§ Short task
Take each line that has the word "this" and return it.

§ Input records
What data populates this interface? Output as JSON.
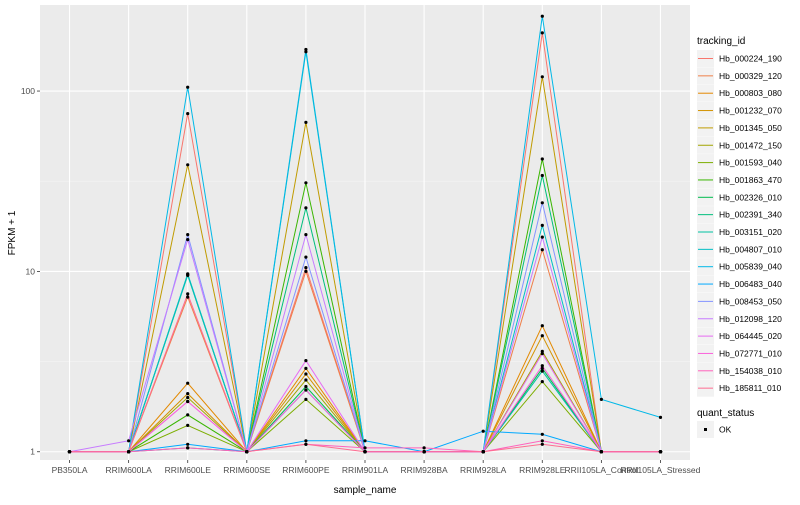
{
  "chart_data": {
    "type": "line",
    "title": "",
    "xlabel": "sample_name",
    "ylabel": "FPKM + 1",
    "y_scale": "log10",
    "ylim": [
      0.9,
      300
    ],
    "y_ticks": [
      1,
      10,
      100
    ],
    "y_tick_labels": [
      "1",
      "10",
      "100"
    ],
    "grid": true,
    "legend_position": "right",
    "categories": [
      "PB350LA",
      "RRIM600LA",
      "RRIM600LE",
      "RRIM600SE",
      "RRIM600PE",
      "RRIM901LA",
      "RRIM928BA",
      "RRIM928LA",
      "RRIM928LE",
      "RRII105LA_Control",
      "RRII105LA_Stressed"
    ],
    "legend_title": "tracking_id",
    "series": [
      {
        "name": "Hb_000224_190",
        "color": "#F8766D",
        "values": [
          1.0,
          1.0,
          75.0,
          1.0,
          10.5,
          1.0,
          1.0,
          1.0,
          210.0,
          1.0,
          1.0
        ]
      },
      {
        "name": "Hb_000329_120",
        "color": "#EF7F49",
        "values": [
          1.0,
          1.0,
          7.2,
          1.0,
          10.0,
          1.0,
          1.0,
          1.0,
          13.2,
          1.0,
          1.0
        ]
      },
      {
        "name": "Hb_000803_080",
        "color": "#E38900",
        "values": [
          1.0,
          1.0,
          2.4,
          1.0,
          2.9,
          1.0,
          1.0,
          1.0,
          5.0,
          1.0,
          1.0
        ]
      },
      {
        "name": "Hb_001232_070",
        "color": "#D39200",
        "values": [
          1.0,
          1.0,
          2.1,
          1.0,
          2.7,
          1.0,
          1.0,
          1.0,
          4.4,
          1.0,
          1.0
        ]
      },
      {
        "name": "Hb_001345_050",
        "color": "#C09B00",
        "values": [
          1.0,
          1.0,
          39.0,
          1.0,
          67.0,
          1.0,
          1.0,
          1.0,
          120.0,
          1.0,
          1.0
        ]
      },
      {
        "name": "Hb_001472_150",
        "color": "#A3A500",
        "values": [
          1.0,
          1.0,
          2.0,
          1.0,
          2.5,
          1.0,
          1.0,
          1.0,
          3.6,
          1.0,
          1.0
        ]
      },
      {
        "name": "Hb_001593_040",
        "color": "#7CAE00",
        "values": [
          1.0,
          1.0,
          1.4,
          1.0,
          1.95,
          1.0,
          1.0,
          1.0,
          2.45,
          1.0,
          1.0
        ]
      },
      {
        "name": "Hb_001863_470",
        "color": "#39B600",
        "values": [
          1.0,
          1.0,
          1.6,
          1.0,
          31.0,
          1.0,
          1.0,
          1.0,
          42.0,
          1.0,
          1.0
        ]
      },
      {
        "name": "Hb_002326_010",
        "color": "#00BB4E",
        "values": [
          1.0,
          1.0,
          9.6,
          1.0,
          2.3,
          1.0,
          1.0,
          1.0,
          2.9,
          1.0,
          1.0
        ]
      },
      {
        "name": "Hb_002391_340",
        "color": "#00BF7D",
        "values": [
          1.0,
          1.0,
          1.05,
          1.0,
          22.5,
          1.0,
          1.0,
          1.0,
          34.0,
          1.0,
          1.0
        ]
      },
      {
        "name": "Hb_003151_020",
        "color": "#00C1A3",
        "values": [
          1.0,
          1.0,
          9.5,
          1.0,
          2.2,
          1.0,
          1.0,
          1.0,
          2.8,
          1.0,
          1.0
        ]
      },
      {
        "name": "Hb_004807_010",
        "color": "#00BFC4",
        "values": [
          1.0,
          1.0,
          9.7,
          1.0,
          165.0,
          1.0,
          1.0,
          1.0,
          18.0,
          1.0,
          1.0
        ]
      },
      {
        "name": "Hb_005839_040",
        "color": "#00B8E7",
        "values": [
          1.0,
          1.0,
          105.0,
          1.0,
          170.0,
          1.0,
          1.0,
          1.0,
          260.0,
          1.95,
          1.55
        ]
      },
      {
        "name": "Hb_006483_040",
        "color": "#00A9FF",
        "values": [
          1.0,
          1.0,
          1.1,
          1.0,
          1.15,
          1.15,
          1.0,
          1.3,
          1.25,
          1.0,
          1.0
        ]
      },
      {
        "name": "Hb_008453_050",
        "color": "#8494FF",
        "values": [
          1.0,
          1.0,
          16.0,
          1.0,
          12.0,
          1.0,
          1.0,
          1.0,
          24.0,
          1.0,
          1.0
        ]
      },
      {
        "name": "Hb_012098_120",
        "color": "#C77CFF",
        "values": [
          1.0,
          1.15,
          15.0,
          1.0,
          16.0,
          1.0,
          1.0,
          1.0,
          15.5,
          1.0,
          1.0
        ]
      },
      {
        "name": "Hb_064445_020",
        "color": "#E76BF3",
        "values": [
          1.0,
          1.0,
          1.9,
          1.0,
          3.2,
          1.0,
          1.0,
          1.0,
          3.5,
          1.0,
          1.0
        ]
      },
      {
        "name": "Hb_072771_010",
        "color": "#FA62DB",
        "values": [
          1.0,
          1.0,
          1.9,
          1.0,
          2.2,
          1.0,
          1.0,
          1.0,
          3.0,
          1.0,
          1.0
        ]
      },
      {
        "name": "Hb_154038_010",
        "color": "#FF62BC",
        "values": [
          1.0,
          1.0,
          1.05,
          1.0,
          1.1,
          1.05,
          1.05,
          1.0,
          1.15,
          1.0,
          1.0
        ]
      },
      {
        "name": "Hb_185811_010",
        "color": "#FF6C91",
        "values": [
          1.0,
          1.0,
          7.5,
          1.0,
          1.1,
          1.0,
          1.0,
          1.0,
          1.1,
          1.0,
          1.0
        ]
      }
    ],
    "legend2_title": "quant_status",
    "legend2_items": [
      "OK"
    ]
  }
}
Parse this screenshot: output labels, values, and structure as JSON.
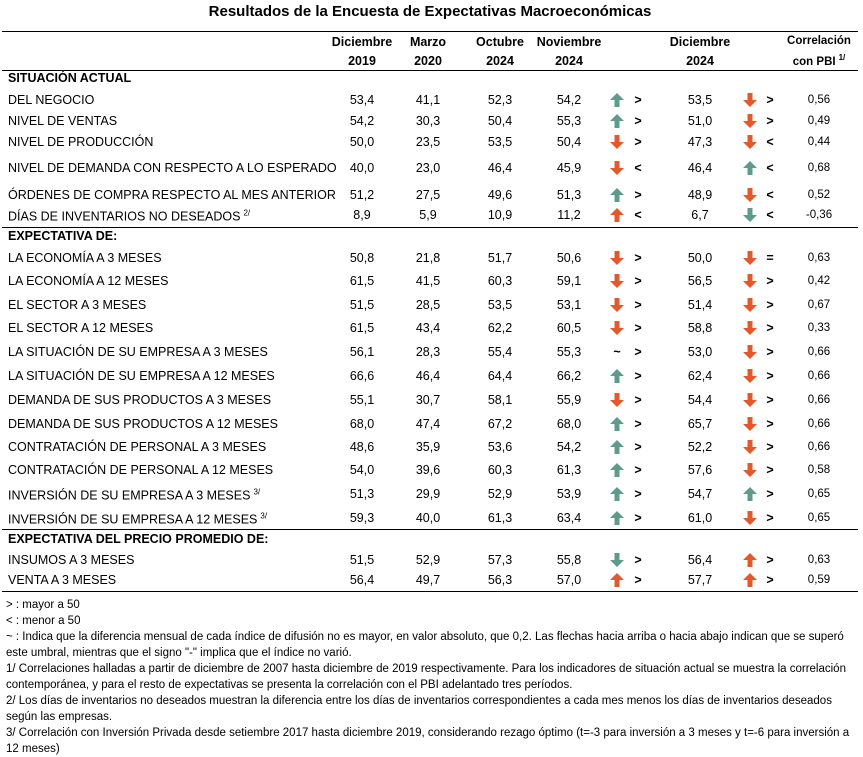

§ Solution
What data populates this interface? Output as JSON.
Parse this screenshot: output labels, values, and structure as JSON.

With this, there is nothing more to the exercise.